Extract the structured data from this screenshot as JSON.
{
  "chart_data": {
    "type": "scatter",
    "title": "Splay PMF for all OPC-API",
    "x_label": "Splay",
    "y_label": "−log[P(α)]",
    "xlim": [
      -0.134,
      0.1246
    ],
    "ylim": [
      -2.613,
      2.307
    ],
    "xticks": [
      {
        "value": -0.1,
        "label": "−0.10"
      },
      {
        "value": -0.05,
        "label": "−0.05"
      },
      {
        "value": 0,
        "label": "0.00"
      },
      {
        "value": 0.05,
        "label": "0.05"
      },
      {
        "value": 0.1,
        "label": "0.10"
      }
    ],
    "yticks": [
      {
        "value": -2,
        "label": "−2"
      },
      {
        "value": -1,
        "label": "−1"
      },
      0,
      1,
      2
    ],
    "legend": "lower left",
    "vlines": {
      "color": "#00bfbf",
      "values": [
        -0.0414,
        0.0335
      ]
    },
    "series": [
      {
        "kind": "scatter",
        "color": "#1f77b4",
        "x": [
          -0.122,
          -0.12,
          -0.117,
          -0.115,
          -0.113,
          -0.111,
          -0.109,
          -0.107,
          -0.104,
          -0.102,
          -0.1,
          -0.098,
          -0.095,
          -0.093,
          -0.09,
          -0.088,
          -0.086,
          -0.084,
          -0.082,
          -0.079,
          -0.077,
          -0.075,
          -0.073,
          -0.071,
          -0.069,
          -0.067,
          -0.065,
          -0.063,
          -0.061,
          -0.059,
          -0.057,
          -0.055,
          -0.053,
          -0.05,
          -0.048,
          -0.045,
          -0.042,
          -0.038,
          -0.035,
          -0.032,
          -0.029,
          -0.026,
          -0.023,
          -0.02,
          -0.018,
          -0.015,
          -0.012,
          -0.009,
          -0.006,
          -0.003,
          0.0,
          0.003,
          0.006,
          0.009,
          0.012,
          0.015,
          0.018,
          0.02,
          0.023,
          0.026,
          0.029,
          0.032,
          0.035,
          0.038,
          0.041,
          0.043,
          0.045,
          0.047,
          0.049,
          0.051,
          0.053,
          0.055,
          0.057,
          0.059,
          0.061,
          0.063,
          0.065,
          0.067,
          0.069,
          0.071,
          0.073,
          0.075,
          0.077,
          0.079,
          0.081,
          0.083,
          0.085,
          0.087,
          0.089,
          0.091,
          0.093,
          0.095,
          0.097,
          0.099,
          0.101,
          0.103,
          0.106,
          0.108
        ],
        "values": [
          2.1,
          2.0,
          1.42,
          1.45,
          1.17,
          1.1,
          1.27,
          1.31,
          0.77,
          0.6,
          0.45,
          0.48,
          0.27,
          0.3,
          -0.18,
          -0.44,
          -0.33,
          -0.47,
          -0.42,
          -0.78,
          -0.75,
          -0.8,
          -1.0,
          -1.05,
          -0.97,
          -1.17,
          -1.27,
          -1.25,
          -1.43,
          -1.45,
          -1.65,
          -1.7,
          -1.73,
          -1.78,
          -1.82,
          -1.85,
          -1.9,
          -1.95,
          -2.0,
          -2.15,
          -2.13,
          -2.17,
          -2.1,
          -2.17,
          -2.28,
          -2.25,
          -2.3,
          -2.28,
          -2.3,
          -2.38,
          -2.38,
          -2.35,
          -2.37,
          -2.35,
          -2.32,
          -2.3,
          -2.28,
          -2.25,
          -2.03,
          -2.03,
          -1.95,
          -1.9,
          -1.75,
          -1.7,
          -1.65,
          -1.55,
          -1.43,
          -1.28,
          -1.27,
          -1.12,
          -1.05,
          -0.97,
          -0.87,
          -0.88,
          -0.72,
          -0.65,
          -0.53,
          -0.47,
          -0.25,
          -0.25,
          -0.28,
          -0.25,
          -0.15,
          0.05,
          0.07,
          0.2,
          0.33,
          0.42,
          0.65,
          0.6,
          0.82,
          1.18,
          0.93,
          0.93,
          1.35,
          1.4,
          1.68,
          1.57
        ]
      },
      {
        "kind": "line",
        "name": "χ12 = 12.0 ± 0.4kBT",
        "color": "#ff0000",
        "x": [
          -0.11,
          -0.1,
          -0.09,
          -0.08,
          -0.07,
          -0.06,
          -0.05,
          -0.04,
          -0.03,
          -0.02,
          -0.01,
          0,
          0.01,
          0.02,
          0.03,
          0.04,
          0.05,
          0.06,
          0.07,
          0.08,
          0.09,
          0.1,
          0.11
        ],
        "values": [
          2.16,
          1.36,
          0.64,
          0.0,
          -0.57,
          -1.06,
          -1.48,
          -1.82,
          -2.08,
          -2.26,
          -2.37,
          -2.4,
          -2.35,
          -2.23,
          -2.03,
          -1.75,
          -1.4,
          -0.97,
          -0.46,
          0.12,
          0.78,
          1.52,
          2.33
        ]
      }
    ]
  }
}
☆ ☆ ☆
- _Exercise details_
Each record above should be repeated exactly as it appears.

- _Solved problem_
Extract the structured data from this screenshot as JSON.
{
  "chart_data": {
    "type": "scatter",
    "title": "Splay PMF for all OPC-API",
    "x_label": "Splay",
    "y_label": "−log[P(α)]",
    "xlim": [
      -0.134,
      0.1246
    ],
    "ylim": [
      -2.613,
      2.307
    ],
    "xticks": [
      {
        "value": -0.1,
        "label": "−0.10"
      },
      {
        "value": -0.05,
        "label": "−0.05"
      },
      {
        "value": 0,
        "label": "0.00"
      },
      {
        "value": 0.05,
        "label": "0.05"
      },
      {
        "value": 0.1,
        "label": "0.10"
      }
    ],
    "yticks": [
      {
        "value": -2,
        "label": "−2"
      },
      {
        "value": -1,
        "label": "−1"
      },
      0,
      1,
      2
    ],
    "legend": "lower left",
    "vlines": {
      "color": "#00bfbf",
      "values": [
        -0.0414,
        0.0335
      ]
    },
    "series": [
      {
        "kind": "scatter",
        "color": "#1f77b4",
        "x": [
          -0.122,
          -0.12,
          -0.117,
          -0.115,
          -0.113,
          -0.111,
          -0.109,
          -0.107,
          -0.104,
          -0.102,
          -0.1,
          -0.098,
          -0.095,
          -0.093,
          -0.09,
          -0.088,
          -0.086,
          -0.084,
          -0.082,
          -0.079,
          -0.077,
          -0.075,
          -0.073,
          -0.071,
          -0.069,
          -0.067,
          -0.065,
          -0.063,
          -0.061,
          -0.059,
          -0.057,
          -0.055,
          -0.053,
          -0.05,
          -0.048,
          -0.045,
          -0.042,
          -0.038,
          -0.035,
          -0.032,
          -0.029,
          -0.026,
          -0.023,
          -0.02,
          -0.018,
          -0.015,
          -0.012,
          -0.009,
          -0.006,
          -0.003,
          0.0,
          0.003,
          0.006,
          0.009,
          0.012,
          0.015,
          0.018,
          0.02,
          0.023,
          0.026,
          0.029,
          0.032,
          0.035,
          0.038,
          0.041,
          0.043,
          0.045,
          0.047,
          0.049,
          0.051,
          0.053,
          0.055,
          0.057,
          0.059,
          0.061,
          0.063,
          0.065,
          0.067,
          0.069,
          0.071,
          0.073,
          0.075,
          0.077,
          0.079,
          0.081,
          0.083,
          0.085,
          0.087,
          0.089,
          0.091,
          0.093,
          0.095,
          0.097,
          0.099,
          0.101,
          0.103,
          0.106,
          0.108
        ],
        "values": [
          2.1,
          2.0,
          1.42,
          1.45,
          1.17,
          1.1,
          1.27,
          1.31,
          0.77,
          0.6,
          0.45,
          0.48,
          0.27,
          0.3,
          -0.18,
          -0.44,
          -0.33,
          -0.47,
          -0.42,
          -0.78,
          -0.75,
          -0.8,
          -1.0,
          -1.05,
          -0.97,
          -1.17,
          -1.27,
          -1.25,
          -1.43,
          -1.45,
          -1.65,
          -1.7,
          -1.73,
          -1.78,
          -1.82,
          -1.85,
          -1.9,
          -1.95,
          -2.0,
          -2.15,
          -2.13,
          -2.17,
          -2.1,
          -2.17,
          -2.28,
          -2.25,
          -2.3,
          -2.28,
          -2.3,
          -2.38,
          -2.38,
          -2.35,
          -2.37,
          -2.35,
          -2.32,
          -2.3,
          -2.28,
          -2.25,
          -2.03,
          -2.03,
          -1.95,
          -1.9,
          -1.75,
          -1.7,
          -1.65,
          -1.55,
          -1.43,
          -1.28,
          -1.27,
          -1.12,
          -1.05,
          -0.97,
          -0.87,
          -0.88,
          -0.72,
          -0.65,
          -0.53,
          -0.47,
          -0.25,
          -0.25,
          -0.28,
          -0.25,
          -0.15,
          0.05,
          0.07,
          0.2,
          0.33,
          0.42,
          0.65,
          0.6,
          0.82,
          1.18,
          0.93,
          0.93,
          1.35,
          1.4,
          1.68,
          1.57
        ]
      },
      {
        "kind": "line",
        "name": "χ12 = 12.0 ± 0.4kBT",
        "color": "#ff0000",
        "x": [
          -0.11,
          -0.1,
          -0.09,
          -0.08,
          -0.07,
          -0.06,
          -0.05,
          -0.04,
          -0.03,
          -0.02,
          -0.01,
          0,
          0.01,
          0.02,
          0.03,
          0.04,
          0.05,
          0.06,
          0.07,
          0.08,
          0.09,
          0.1,
          0.11
        ],
        "values": [
          2.16,
          1.36,
          0.64,
          0.0,
          -0.57,
          -1.06,
          -1.48,
          -1.82,
          -2.08,
          -2.26,
          -2.37,
          -2.4,
          -2.35,
          -2.23,
          -2.03,
          -1.75,
          -1.4,
          -0.97,
          -0.46,
          0.12,
          0.78,
          1.52,
          2.33
        ]
      }
    ]
  }
}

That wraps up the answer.